### Records excerpted from a collection
════════════════
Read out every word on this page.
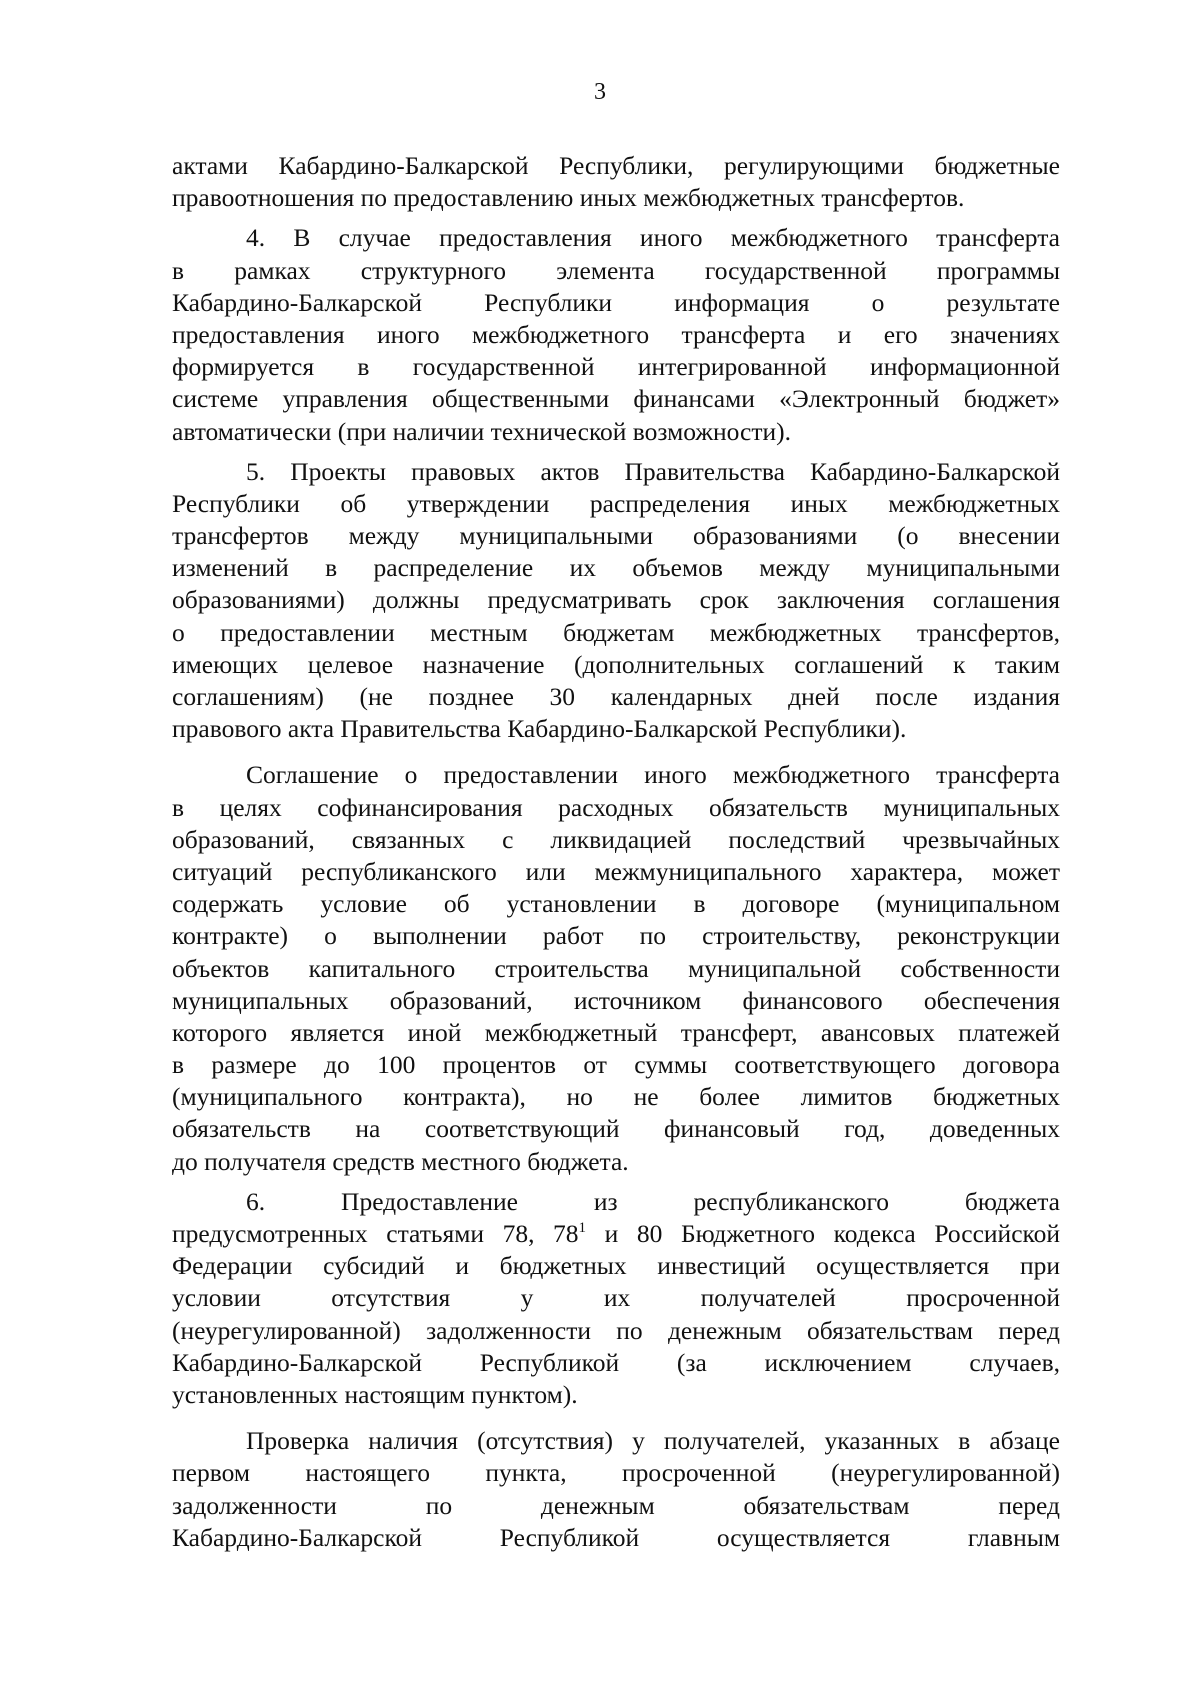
3
актами Кабардино-Балкарской Республики, регулирующими бюджетные
правоотношения по предоставлению иных межбюджетных трансфертов.
4. В случае предоставления иного межбюджетного трансферта
в рамках структурного элемента государственной программы
Кабардино-Балкарской Республики информация о результате
предоставления иного межбюджетного трансферта и его значениях
формируется в государственной интегрированной информационной
системе управления общественными финансами «Электронный бюджет»
автоматически (при наличии технической возможности).
5. Проекты правовых актов Правительства Кабардино-Балкарской
Республики об утверждении распределения иных межбюджетных
трансфертов между муниципальными образованиями (о внесении
изменений в распределение их объемов между муниципальными
образованиями) должны предусматривать срок заключения соглашения
о предоставлении местным бюджетам межбюджетных трансфертов,
имеющих целевое назначение (дополнительных соглашений к таким
соглашениям) (не позднее 30 календарных дней после издания
правового акта Правительства Кабардино-Балкарской Республики).
Соглашение о предоставлении иного межбюджетного трансферта
в целях софинансирования расходных обязательств муниципальных
образований, связанных с ликвидацией последствий чрезвычайных
ситуаций республиканского или межмуниципального характера, может
содержать условие об установлении в договоре (муниципальном
контракте) о выполнении работ по строительству, реконструкции
объектов капитального строительства муниципальной собственности
муниципальных образований, источником финансового обеспечения
которого является иной межбюджетный трансферт, авансовых платежей
в размере до 100 процентов от суммы соответствующего договора
(муниципального контракта), но не более лимитов бюджетных
обязательств на соответствующий финансовый год, доведенных
до получателя средств местного бюджета.
6. Предоставление из республиканского бюджета
предусмотренных статьями 78, $78^1$ и 80 Бюджетного кодекса Российской
Федерации субсидий и бюджетных инвестиций осуществляется при
условии отсутствия у их получателей просроченной
(неурегулированной) задолженности по денежным обязательствам перед
Кабардино-Балкарской Республикой (за исключением случаев,
установленных настоящим пунктом).
Проверка наличия (отсутствия) у получателей, указанных в абзаце
первом настоящего пункта, просроченной (неурегулированной)
задолженности по денежным обязательствам перед
Кабардино-Балкарской Республикой осуществляется главным
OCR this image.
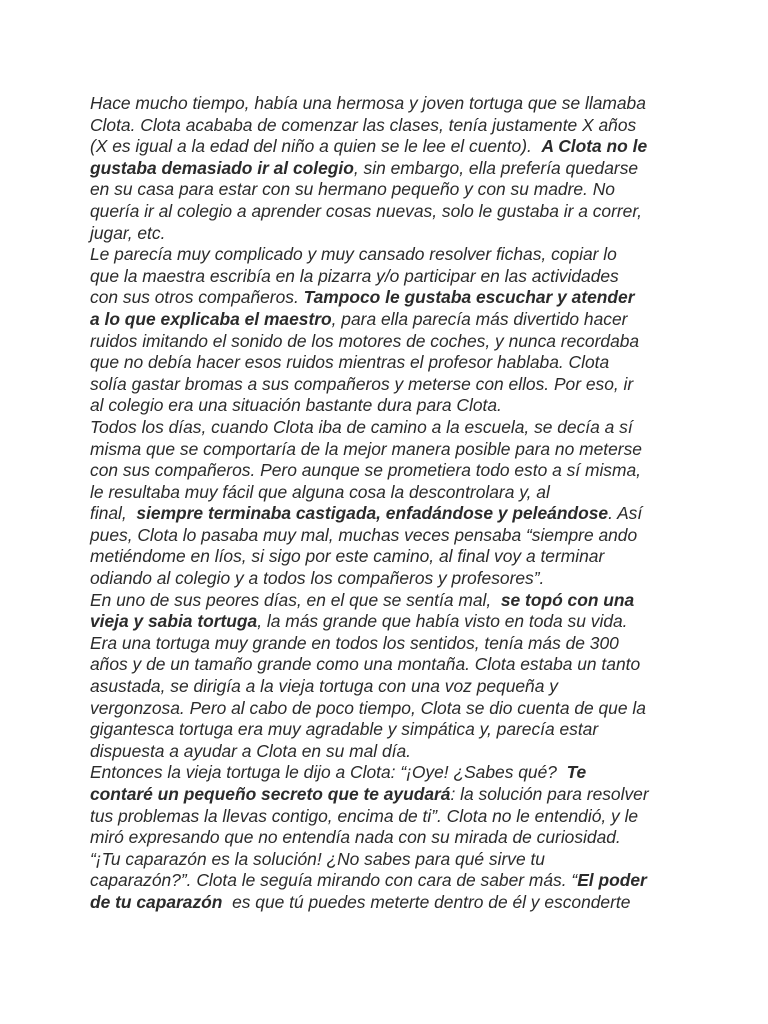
Hace mucho tiempo, había una hermosa y joven tortuga que se llamaba
Clota. Clota acababa de comenzar las clases, tenía justamente X años
(X es igual a la edad del niño a quien se le lee el cuento).  A Clota no le
gustaba demasiado ir al colegio, sin embargo, ella prefería quedarse
en su casa para estar con su hermano pequeño y con su madre. No
quería ir al colegio a aprender cosas nuevas, solo le gustaba ir a correr,
jugar, etc.
Le parecía muy complicado y muy cansado resolver fichas, copiar lo
que la maestra escribía en la pizarra y/o participar en las actividades
con sus otros compañeros. Tampoco le gustaba escuchar y atender
a lo que explicaba el maestro, para ella parecía más divertido hacer
ruidos imitando el sonido de los motores de coches, y nunca recordaba
que no debía hacer esos ruidos mientras el profesor hablaba. Clota
solía gastar bromas a sus compañeros y meterse con ellos. Por eso, ir
al colegio era una situación bastante dura para Clota.
Todos los días, cuando Clota iba de camino a la escuela, se decía a sí
misma que se comportaría de la mejor manera posible para no meterse
con sus compañeros. Pero aunque se prometiera todo esto a sí misma,
le resultaba muy fácil que alguna cosa la descontrolara y, al
final,  siempre terminaba castigada, enfadándose y peleándose. Así
pues, Clota lo pasaba muy mal, muchas veces pensaba “siempre ando
metiéndome en líos, si sigo por este camino, al final voy a terminar
odiando al colegio y a todos los compañeros y profesores”.
En uno de sus peores días, en el que se sentía mal,  se topó con una
vieja y sabia tortuga, la más grande que había visto en toda su vida.
Era una tortuga muy grande en todos los sentidos, tenía más de 300
años y de un tamaño grande como una montaña. Clota estaba un tanto
asustada, se dirigía a la vieja tortuga con una voz pequeña y
vergonzosa. Pero al cabo de poco tiempo, Clota se dio cuenta de que la
gigantesca tortuga era muy agradable y simpática y, parecía estar
dispuesta a ayudar a Clota en su mal día.
Entonces la vieja tortuga le dijo a Clota: “¡Oye! ¿Sabes qué?  Te
contaré un pequeño secreto que te ayudará: la solución para resolver
tus problemas la llevas contigo, encima de ti”. Clota no le entendió, y le
miró expresando que no entendía nada con su mirada de curiosidad.
“¡Tu caparazón es la solución! ¿No sabes para qué sirve tu
caparazón?”. Clota le seguía mirando con cara de saber más. “El poder
de tu caparazón  es que tú puedes meterte dentro de él y esconderte
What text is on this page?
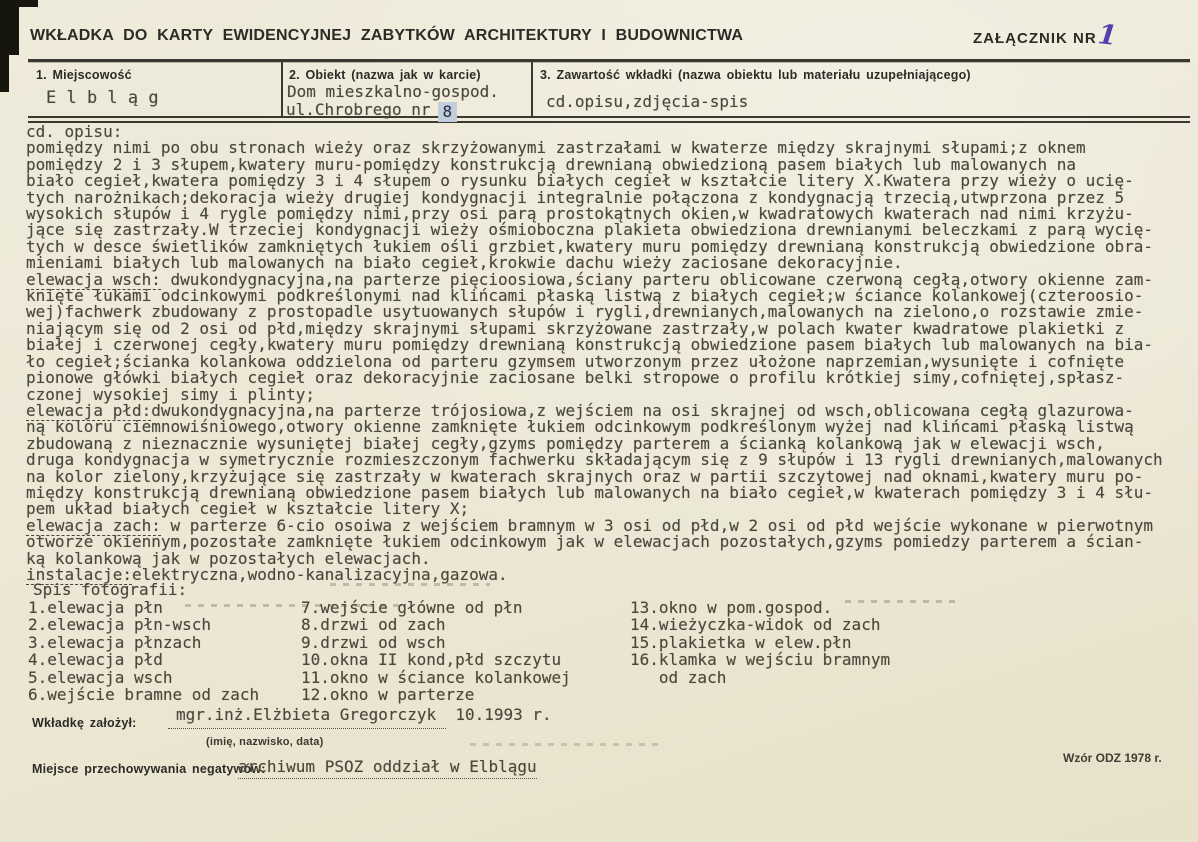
WKŁADKA DO KARTY EWIDENCYJNEJ ZABYTKÓW ARCHITEKTURY I BUDOWNICTWA	ZAŁĄCZNIK NR 1
1. Miejscowość
E l b l ą g
2. Obiekt (nazwa jak w karcie)
Dom mieszkalno-gospod.
ul.Chrobrego nr 8
3. Zawartość wkładki (nazwa obiektu lub materiału uzupełniającego)
cd.opisu,zdjęcia-spis
cd. opisu:
pomiędzy nimi po obu stronach wieży oraz skrzyżowanymi zastrzałami w kwaterze między skrajnymi słupami;z oknem
pomiędzy 2 i 3 słupem,kwatery muru-pomiędzy konstrukcją drewnianą obwiedzioną pasem białych lub malowanych na
biało cegieł,kwatera pomiędzy 3 i 4 słupem o rysunku białych cegieł w kształcie litery X.Kwatera przy wieży o ucię-
tych narożnikach;dekoracja wieży drugiej kondygnacji integralnie połączona z kondygnacją trzecią,utwprzona przez 5
wysokich słupów i 4 rygle pomiędzy nimi,przy osi parą prostokątnych okien,w kwadratowych kwaterach nad nimi krzyżu-
jące się zastrzały.W trzeciej kondygnacji wieży ośmioboczna plakieta obwiedziona drewnianymi beleczkami z parą wycię-
tych w desce świetlików zamkniętych łukiem ośli grzbiet,kwatery muru pomiędzy drewnianą konstrukcją obwiedzione obra-
mieniami białych lub malowanych na biało cegieł,krokwie dachu wieży zaciosane dekoracyjnie.
elewacja wsch: dwukondygnacyjna,na parterze pięcioosiowa,ściany parteru oblicowane czerwoną cegłą,otwory okienne zam-
knięte łukami odcinkowymi podkreślonymi nad klińcami płaską listwą z białych cegieł;w ściance kolankowej(czteroosio-
wej)fachwerk zbudowany z prostopadle usytuowanych słupów i rygli,drewnianych,malowanych na zielono,o rozstawie zmie-
niającym się od 2 osi od płd,między skrajnymi słupami skrzyżowane zastrzały,w polach kwater kwadratowe plakietki z
białej i czerwonej cegły,kwatery muru pomiędzy drewnianą konstrukcją obwiedzione pasem białych lub malowanych na bia-
ło cegieł;ścianka kolankowa oddzielona od parteru gzymsem utworzonym przez ułożone naprzemian,wysunięte i cofnięte
pionowe główki białych cegieł oraz dekoracyjnie zaciosane belki stropowe o profilu krótkiej simy,cofniętej,spłasz-
czonej wysokiej simy i plinty;
elewacja płd:dwukondygnacyjna,na parterze trójosiowa,z wejściem na osi skrajnej od wsch,oblicowana cegłą glazurowa-
ną koloru ciemnowiśniowego,otwory okienne zamknięte łukiem odcinkowym podkreślonym wyżej nad klińcami płaską listwą
zbudowaną z nieznacznie wysuniętej białej cegły,gzyms pomiędzy parterem a ścianką kolankową jak w elewacji wsch,
druga kondygnacja w symetrycznie rozmieszczonym fachwerku składającym się z 9 słupów i 13 rygli drewnianych,malowanych
na kolor zielony,krzyżujące się zastrzały w kwaterach skrajnych oraz w partii szczytowej nad oknami,kwatery muru po-
między konstrukcją drewnianą obwiedzione pasem białych lub malowanych na biało cegieł,w kwaterach pomiędzy 3 i 4 słu-
pem układ białych cegieł w kształcie litery X;
elewacja zach: w parterze 6-cio osoiwa z wejściem bramnym w 3 osi od płd,w 2 osi od płd wejście wykonane w pierwotnym
otworze okiennym,pozostałe zamknięte łukiem odcinkowym jak w elewacjach pozostałych,gzyms pomiedzy parterem a ścian-
ką kolankową jak w pozostałych elewacjach.
instalacje:elektryczna,wodno-kanalizacyjna,gazowa.
Spis fotografii:
1.elewacja płn
2.elewacja płn-wsch
3.elewacja płnzach
4.elewacja płd
5.elewacja wsch
6.wejście bramne od zach
7.wejście główne od płn
8.drzwi od zach
9.drzwi od wsch
10.okna II kond,płd szczytu
11.okno w ściance kolankowej
12.okno w parterze
13.okno w pom.gospod.
14.wieżyczka-widok od zach
15.plakietka w elew.płn
16.klamka w wejściu bramnym
od zach
Wkładkę założył: mgr.inż.Elżbieta Gregorczyk  10.1993 r.
(imię, nazwisko, data)
Miejsce przechowywania negatywów:
archiwum PSOZ oddział w Elblągu	Wzór ODZ 1978 r.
════════════════
### GOAL
Gather from the records above every line containing the string "осуществляется".

### EXERCISE SOLUTION
Федерации субсидий и бюджетных инвестиций осуществляется при
Кабардино-Балкарской Республикой осуществляется главным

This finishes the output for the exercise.